(Stored items)
════════

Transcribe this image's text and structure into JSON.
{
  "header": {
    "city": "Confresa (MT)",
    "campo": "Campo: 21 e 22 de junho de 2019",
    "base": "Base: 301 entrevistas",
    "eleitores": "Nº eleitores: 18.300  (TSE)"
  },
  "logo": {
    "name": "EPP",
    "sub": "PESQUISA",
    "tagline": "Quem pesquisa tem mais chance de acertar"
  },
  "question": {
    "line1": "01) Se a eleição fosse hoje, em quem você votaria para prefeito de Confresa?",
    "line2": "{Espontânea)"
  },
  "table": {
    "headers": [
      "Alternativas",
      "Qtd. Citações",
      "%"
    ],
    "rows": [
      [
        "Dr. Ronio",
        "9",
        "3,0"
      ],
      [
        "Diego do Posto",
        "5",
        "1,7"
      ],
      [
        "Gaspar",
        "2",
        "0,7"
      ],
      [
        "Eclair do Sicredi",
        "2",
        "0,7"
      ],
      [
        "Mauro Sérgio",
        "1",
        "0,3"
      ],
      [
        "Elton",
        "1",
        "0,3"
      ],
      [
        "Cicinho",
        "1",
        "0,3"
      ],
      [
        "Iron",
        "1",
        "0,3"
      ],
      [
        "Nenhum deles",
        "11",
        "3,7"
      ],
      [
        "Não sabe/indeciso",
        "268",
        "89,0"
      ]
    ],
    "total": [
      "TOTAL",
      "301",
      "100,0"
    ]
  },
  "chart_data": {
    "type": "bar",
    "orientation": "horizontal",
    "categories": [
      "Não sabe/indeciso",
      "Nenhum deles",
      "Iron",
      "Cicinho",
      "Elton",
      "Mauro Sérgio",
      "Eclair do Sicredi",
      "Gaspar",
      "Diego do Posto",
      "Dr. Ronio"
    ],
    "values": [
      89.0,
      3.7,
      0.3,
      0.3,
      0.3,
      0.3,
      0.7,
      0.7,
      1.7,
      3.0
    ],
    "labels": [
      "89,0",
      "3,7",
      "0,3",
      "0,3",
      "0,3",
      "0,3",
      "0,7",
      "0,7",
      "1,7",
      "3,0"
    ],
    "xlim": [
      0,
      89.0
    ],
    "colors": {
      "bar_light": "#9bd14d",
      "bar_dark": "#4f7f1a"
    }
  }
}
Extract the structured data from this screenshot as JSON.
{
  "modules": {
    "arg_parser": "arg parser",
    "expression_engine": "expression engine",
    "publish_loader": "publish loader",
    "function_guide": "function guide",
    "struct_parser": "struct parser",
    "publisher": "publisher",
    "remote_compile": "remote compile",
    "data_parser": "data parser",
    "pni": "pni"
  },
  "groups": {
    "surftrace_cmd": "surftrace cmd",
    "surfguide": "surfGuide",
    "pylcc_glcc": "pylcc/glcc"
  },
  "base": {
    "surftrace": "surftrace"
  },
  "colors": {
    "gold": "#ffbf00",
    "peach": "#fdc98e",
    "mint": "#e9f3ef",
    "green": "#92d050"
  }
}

════════

WORK TO COMPLETE: Provide solely the number of lines in the data that include the word "surftrace".

WRITTEN SOLUTION: 2